____ EXERCISE DATA

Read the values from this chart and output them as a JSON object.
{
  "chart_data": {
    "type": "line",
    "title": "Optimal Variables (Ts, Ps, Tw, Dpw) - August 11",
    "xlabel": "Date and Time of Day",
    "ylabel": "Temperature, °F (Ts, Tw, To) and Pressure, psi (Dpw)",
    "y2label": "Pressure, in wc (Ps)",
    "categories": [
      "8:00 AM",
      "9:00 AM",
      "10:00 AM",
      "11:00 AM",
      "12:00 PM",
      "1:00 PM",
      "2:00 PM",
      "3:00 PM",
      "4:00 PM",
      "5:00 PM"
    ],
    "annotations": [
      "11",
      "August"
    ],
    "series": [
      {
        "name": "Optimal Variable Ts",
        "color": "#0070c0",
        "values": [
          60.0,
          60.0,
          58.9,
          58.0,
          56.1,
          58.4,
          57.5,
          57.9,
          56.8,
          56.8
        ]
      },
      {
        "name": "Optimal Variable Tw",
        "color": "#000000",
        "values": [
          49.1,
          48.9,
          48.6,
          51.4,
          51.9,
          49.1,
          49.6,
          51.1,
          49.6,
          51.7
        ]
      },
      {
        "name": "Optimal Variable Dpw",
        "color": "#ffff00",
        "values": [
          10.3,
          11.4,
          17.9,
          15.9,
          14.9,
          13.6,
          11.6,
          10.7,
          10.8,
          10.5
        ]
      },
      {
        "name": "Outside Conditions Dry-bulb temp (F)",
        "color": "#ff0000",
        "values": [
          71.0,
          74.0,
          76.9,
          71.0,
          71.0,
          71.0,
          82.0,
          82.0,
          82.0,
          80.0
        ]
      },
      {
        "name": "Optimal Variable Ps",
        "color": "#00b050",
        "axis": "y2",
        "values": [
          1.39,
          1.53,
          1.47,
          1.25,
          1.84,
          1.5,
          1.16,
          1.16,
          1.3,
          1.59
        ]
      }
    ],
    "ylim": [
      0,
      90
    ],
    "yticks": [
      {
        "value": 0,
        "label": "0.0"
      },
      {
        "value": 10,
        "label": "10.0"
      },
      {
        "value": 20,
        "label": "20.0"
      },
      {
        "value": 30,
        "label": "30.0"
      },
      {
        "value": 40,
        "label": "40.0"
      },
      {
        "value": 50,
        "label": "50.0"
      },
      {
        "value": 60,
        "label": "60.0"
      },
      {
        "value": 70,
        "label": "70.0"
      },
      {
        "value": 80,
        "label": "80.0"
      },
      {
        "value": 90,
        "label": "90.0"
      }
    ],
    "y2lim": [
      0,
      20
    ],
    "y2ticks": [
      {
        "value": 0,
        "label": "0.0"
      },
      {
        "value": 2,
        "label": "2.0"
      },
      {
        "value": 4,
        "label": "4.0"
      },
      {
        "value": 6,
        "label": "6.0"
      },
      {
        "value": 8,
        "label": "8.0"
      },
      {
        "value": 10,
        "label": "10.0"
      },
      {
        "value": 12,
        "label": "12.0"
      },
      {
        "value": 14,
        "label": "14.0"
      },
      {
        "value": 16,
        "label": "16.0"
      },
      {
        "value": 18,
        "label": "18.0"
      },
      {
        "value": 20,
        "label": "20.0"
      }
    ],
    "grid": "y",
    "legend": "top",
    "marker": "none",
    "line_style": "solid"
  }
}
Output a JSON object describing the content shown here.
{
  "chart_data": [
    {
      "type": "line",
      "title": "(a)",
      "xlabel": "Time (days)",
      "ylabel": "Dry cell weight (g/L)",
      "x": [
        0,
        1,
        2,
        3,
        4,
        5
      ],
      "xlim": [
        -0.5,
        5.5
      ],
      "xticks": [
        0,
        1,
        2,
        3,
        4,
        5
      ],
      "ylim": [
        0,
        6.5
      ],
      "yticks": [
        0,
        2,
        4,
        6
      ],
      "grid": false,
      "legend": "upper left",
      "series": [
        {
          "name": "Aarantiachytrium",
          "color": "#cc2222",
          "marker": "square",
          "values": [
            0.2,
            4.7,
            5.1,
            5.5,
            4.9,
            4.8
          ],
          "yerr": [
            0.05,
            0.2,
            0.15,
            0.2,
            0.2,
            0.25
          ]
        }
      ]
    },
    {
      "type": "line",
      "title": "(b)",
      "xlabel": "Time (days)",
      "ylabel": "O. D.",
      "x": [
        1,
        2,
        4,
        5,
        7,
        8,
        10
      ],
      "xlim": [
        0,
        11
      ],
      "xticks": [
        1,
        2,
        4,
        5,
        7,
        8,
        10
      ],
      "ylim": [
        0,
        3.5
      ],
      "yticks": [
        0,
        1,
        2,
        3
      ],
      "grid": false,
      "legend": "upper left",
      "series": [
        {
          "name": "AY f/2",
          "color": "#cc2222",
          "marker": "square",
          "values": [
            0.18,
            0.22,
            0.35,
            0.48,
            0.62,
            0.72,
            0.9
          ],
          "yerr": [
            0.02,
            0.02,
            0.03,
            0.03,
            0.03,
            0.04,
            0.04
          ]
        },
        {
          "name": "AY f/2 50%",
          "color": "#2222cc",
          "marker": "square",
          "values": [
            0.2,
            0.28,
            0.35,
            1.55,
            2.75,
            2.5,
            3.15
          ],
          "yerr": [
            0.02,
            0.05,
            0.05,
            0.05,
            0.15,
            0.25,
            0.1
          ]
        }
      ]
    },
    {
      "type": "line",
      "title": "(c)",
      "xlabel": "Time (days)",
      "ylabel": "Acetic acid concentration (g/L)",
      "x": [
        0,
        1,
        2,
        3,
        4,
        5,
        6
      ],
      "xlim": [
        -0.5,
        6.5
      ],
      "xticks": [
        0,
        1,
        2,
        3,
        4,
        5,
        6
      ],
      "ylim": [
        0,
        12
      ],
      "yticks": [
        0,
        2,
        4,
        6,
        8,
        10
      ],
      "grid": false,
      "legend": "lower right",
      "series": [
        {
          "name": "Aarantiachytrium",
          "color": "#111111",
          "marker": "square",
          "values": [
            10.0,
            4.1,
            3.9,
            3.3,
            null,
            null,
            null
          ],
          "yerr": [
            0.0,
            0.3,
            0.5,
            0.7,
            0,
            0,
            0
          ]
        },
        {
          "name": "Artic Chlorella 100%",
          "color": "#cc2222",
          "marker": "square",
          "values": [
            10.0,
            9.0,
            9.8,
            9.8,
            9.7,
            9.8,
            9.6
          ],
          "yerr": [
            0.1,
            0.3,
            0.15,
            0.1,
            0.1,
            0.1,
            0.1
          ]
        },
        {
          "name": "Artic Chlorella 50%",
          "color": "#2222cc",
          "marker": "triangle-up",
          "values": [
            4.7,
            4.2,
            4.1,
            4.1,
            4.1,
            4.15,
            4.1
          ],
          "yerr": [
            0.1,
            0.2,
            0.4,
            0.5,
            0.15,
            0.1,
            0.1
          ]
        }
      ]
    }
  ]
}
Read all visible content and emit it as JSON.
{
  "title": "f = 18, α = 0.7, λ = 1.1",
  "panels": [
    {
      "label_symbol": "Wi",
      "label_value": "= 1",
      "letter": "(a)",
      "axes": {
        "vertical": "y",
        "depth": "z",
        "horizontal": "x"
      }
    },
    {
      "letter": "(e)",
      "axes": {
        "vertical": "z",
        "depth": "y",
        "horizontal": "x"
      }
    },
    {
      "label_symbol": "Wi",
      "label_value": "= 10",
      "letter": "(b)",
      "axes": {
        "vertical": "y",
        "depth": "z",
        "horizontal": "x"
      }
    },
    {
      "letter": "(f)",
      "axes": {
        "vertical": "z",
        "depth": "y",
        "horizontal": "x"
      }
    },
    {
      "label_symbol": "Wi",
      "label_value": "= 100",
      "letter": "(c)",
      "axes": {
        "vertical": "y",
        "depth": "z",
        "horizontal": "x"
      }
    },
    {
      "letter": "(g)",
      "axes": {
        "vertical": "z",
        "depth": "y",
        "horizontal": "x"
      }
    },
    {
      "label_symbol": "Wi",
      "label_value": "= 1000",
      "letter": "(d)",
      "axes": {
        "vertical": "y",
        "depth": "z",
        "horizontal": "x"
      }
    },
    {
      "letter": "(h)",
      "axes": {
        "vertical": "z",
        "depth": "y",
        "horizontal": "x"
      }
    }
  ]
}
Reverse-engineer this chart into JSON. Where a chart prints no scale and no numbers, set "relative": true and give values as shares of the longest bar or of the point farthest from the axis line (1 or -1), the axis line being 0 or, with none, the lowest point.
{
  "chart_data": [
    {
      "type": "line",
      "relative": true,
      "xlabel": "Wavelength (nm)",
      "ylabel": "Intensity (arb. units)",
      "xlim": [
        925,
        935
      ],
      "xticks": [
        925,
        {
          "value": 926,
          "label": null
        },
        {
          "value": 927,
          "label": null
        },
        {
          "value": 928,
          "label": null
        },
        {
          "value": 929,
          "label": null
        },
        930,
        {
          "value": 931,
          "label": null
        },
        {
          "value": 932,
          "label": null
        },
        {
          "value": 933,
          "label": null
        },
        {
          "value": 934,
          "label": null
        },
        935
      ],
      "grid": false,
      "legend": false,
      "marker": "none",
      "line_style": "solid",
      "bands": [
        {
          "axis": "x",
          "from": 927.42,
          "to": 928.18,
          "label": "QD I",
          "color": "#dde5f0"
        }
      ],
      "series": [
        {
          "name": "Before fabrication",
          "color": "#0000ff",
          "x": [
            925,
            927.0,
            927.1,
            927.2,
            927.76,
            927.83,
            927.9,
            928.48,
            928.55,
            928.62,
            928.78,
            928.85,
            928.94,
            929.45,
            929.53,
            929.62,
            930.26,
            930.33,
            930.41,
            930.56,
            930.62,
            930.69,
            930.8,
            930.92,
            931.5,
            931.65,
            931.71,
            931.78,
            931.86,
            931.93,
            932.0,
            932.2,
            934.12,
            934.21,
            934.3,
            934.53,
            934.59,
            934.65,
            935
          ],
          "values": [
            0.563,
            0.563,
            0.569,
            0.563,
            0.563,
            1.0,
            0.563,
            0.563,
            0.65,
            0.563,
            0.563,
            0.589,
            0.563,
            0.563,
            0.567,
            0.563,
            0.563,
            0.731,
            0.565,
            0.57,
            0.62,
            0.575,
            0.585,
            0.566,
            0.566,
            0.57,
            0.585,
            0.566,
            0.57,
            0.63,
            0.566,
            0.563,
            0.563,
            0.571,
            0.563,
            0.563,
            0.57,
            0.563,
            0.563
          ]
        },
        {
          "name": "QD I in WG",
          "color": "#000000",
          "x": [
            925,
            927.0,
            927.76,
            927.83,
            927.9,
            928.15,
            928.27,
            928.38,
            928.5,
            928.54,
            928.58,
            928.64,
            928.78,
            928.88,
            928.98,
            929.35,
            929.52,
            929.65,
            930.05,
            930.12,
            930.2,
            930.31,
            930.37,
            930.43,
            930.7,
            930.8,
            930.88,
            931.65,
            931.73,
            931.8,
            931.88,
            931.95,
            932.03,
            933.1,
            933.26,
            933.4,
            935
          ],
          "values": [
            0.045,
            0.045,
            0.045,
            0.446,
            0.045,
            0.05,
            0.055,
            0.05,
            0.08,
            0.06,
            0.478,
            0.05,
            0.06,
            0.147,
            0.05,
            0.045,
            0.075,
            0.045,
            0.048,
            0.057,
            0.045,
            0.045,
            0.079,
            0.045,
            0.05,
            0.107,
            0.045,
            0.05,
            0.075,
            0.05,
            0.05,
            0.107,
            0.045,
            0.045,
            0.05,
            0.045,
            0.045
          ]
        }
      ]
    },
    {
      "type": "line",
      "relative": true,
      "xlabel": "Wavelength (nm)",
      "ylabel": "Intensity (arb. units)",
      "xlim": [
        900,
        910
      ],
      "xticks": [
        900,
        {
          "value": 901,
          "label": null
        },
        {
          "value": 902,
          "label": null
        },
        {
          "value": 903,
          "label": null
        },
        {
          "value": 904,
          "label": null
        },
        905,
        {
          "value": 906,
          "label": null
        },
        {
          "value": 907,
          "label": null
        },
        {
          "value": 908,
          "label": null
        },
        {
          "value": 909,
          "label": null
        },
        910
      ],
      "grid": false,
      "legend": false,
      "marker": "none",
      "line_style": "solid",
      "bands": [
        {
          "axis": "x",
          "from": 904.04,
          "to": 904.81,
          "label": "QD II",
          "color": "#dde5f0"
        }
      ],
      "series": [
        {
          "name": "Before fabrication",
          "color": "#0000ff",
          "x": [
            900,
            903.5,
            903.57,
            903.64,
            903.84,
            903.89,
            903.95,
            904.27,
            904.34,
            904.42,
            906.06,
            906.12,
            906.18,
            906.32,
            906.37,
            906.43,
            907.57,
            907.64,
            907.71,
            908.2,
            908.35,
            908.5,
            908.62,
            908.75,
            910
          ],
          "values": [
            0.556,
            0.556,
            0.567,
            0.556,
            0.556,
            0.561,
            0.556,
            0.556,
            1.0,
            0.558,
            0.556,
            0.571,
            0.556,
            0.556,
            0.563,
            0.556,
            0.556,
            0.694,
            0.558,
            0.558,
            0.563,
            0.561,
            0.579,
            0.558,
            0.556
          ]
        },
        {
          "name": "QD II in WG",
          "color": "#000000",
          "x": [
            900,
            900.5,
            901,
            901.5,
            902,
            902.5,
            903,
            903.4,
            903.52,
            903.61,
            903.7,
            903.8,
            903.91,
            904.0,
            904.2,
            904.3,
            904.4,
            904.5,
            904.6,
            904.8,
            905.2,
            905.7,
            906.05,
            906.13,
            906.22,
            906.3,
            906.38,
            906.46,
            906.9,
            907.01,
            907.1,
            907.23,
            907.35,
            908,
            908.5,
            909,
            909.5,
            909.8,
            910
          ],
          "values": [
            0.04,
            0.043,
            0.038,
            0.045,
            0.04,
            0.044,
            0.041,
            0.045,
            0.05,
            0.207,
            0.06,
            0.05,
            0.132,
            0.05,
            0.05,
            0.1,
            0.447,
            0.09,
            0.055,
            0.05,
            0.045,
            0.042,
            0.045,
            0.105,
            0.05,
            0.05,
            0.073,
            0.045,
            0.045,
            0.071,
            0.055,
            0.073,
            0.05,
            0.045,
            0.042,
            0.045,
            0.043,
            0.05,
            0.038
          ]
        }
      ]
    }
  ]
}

________

- **AIM OF THE EXERCISE**: Copy the lines from the entries above in which the word "August" appears.

- **EXERCISE SOLUTION**:
    "title": "Optimal Variables (Ts, Ps, Tw, Dpw) - August 11",
      "August"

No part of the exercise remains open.